#### [Problem details]
Pull out every line below holding the word "связи".

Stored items

┄┄┄┄┄┄┄┄┄┄

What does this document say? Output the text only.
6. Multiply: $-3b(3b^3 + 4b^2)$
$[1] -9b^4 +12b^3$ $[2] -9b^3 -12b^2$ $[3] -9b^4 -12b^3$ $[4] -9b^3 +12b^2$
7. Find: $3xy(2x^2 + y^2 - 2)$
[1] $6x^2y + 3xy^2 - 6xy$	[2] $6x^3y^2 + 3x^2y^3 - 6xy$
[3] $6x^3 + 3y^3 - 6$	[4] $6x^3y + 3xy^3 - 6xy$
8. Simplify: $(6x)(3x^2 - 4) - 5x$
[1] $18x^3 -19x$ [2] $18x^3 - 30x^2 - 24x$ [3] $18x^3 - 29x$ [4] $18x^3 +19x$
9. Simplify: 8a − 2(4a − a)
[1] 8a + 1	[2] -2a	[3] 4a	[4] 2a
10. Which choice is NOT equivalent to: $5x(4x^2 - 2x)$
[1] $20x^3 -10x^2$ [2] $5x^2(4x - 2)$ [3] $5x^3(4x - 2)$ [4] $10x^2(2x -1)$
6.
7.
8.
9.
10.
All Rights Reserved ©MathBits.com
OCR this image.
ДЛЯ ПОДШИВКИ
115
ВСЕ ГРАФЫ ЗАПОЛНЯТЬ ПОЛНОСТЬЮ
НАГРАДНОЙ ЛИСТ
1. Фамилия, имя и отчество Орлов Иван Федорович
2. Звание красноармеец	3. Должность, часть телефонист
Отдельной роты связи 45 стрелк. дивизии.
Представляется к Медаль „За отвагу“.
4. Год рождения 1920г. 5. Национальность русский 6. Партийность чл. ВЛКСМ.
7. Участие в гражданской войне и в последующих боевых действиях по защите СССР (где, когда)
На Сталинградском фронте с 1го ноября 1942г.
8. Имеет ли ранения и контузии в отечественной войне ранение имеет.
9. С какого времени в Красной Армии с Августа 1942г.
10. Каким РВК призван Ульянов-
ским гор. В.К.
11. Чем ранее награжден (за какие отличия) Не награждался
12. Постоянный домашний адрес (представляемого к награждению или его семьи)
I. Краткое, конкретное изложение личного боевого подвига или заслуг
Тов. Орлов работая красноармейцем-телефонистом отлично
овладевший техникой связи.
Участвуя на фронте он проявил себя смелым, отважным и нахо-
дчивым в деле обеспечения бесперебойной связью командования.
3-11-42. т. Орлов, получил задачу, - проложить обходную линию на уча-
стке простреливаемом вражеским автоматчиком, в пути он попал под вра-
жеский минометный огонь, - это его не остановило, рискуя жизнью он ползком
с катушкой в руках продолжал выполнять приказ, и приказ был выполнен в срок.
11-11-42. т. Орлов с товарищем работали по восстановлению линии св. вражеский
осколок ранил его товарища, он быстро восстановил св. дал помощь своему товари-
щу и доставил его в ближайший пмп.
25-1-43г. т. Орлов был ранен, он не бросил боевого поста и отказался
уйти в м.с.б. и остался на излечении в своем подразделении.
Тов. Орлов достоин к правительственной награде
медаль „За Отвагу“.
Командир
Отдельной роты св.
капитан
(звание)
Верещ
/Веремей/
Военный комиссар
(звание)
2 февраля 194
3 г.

┄┄┄┄┄┄┄┄┄┄

#### [Complete response]
Отдельной роты связи 45 стрелк. дивизии.
овладевший техникой связи.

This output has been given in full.